═══ Records ═══

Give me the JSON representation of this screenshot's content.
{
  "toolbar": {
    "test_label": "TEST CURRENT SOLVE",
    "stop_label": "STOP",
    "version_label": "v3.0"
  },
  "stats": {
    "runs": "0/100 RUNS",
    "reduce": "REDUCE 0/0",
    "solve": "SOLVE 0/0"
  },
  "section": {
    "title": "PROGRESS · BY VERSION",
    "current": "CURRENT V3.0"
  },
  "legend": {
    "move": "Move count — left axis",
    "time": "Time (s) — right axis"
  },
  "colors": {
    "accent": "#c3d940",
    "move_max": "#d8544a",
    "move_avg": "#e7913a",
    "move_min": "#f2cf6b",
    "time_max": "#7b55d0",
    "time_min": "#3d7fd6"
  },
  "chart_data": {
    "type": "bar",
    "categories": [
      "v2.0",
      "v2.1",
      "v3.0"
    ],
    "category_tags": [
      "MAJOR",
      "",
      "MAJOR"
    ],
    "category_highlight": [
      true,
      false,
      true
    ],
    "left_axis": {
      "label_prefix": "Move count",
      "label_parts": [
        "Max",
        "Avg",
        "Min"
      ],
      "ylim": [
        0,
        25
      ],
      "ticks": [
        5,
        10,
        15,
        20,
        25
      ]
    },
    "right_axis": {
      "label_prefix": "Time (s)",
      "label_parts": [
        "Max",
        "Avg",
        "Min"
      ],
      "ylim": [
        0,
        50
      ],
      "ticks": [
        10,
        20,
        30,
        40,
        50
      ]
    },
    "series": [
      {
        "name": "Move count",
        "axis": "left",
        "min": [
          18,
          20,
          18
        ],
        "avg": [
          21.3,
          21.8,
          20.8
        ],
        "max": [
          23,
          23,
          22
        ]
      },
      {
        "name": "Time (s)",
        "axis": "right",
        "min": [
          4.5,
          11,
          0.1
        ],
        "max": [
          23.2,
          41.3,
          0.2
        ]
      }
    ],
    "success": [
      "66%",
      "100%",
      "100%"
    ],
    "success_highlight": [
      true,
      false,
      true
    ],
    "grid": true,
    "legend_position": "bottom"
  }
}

═══

Exercise task
Quote all the records exactly, please, leaving none out.

Exercise answer
Give me the JSON representation of this screenshot's content.
{
  "toolbar": {
    "test_label": "TEST CURRENT SOLVE",
    "stop_label": "STOP",
    "version_label": "v3.0"
  },
  "stats": {
    "runs": "0/100 RUNS",
    "reduce": "REDUCE 0/0",
    "solve": "SOLVE 0/0"
  },
  "section": {
    "title": "PROGRESS · BY VERSION",
    "current": "CURRENT V3.0"
  },
  "legend": {
    "move": "Move count — left axis",
    "time": "Time (s) — right axis"
  },
  "colors": {
    "accent": "#c3d940",
    "move_max": "#d8544a",
    "move_avg": "#e7913a",
    "move_min": "#f2cf6b",
    "time_max": "#7b55d0",
    "time_min": "#3d7fd6"
  },
  "chart_data": {
    "type": "bar",
    "categories": [
      "v2.0",
      "v2.1",
      "v3.0"
    ],
    "category_tags": [
      "MAJOR",
      "",
      "MAJOR"
    ],
    "category_highlight": [
      true,
      false,
      true
    ],
    "left_axis": {
      "label_prefix": "Move count",
      "label_parts": [
        "Max",
        "Avg",
        "Min"
      ],
      "ylim": [
        0,
        25
      ],
      "ticks": [
        5,
        10,
        15,
        20,
        25
      ]
    },
    "right_axis": {
      "label_prefix": "Time (s)",
      "label_parts": [
        "Max",
        "Avg",
        "Min"
      ],
      "ylim": [
        0,
        50
      ],
      "ticks": [
        10,
        20,
        30,
        40,
        50
      ]
    },
    "series": [
      {
        "name": "Move count",
        "axis": "left",
        "min": [
          18,
          20,
          18
        ],
        "avg": [
          21.3,
          21.8,
          20.8
        ],
        "max": [
          23,
          23,
          22
        ]
      },
      {
        "name": "Time (s)",
        "axis": "right",
        "min": [
          4.5,
          11,
          0.1
        ],
        "max": [
          23.2,
          41.3,
          0.2
        ]
      }
    ],
    "success": [
      "66%",
      "100%",
      "100%"
    ],
    "success_highlight": [
      true,
      false,
      true
    ],
    "grid": true,
    "legend_position": "bottom"
  }
}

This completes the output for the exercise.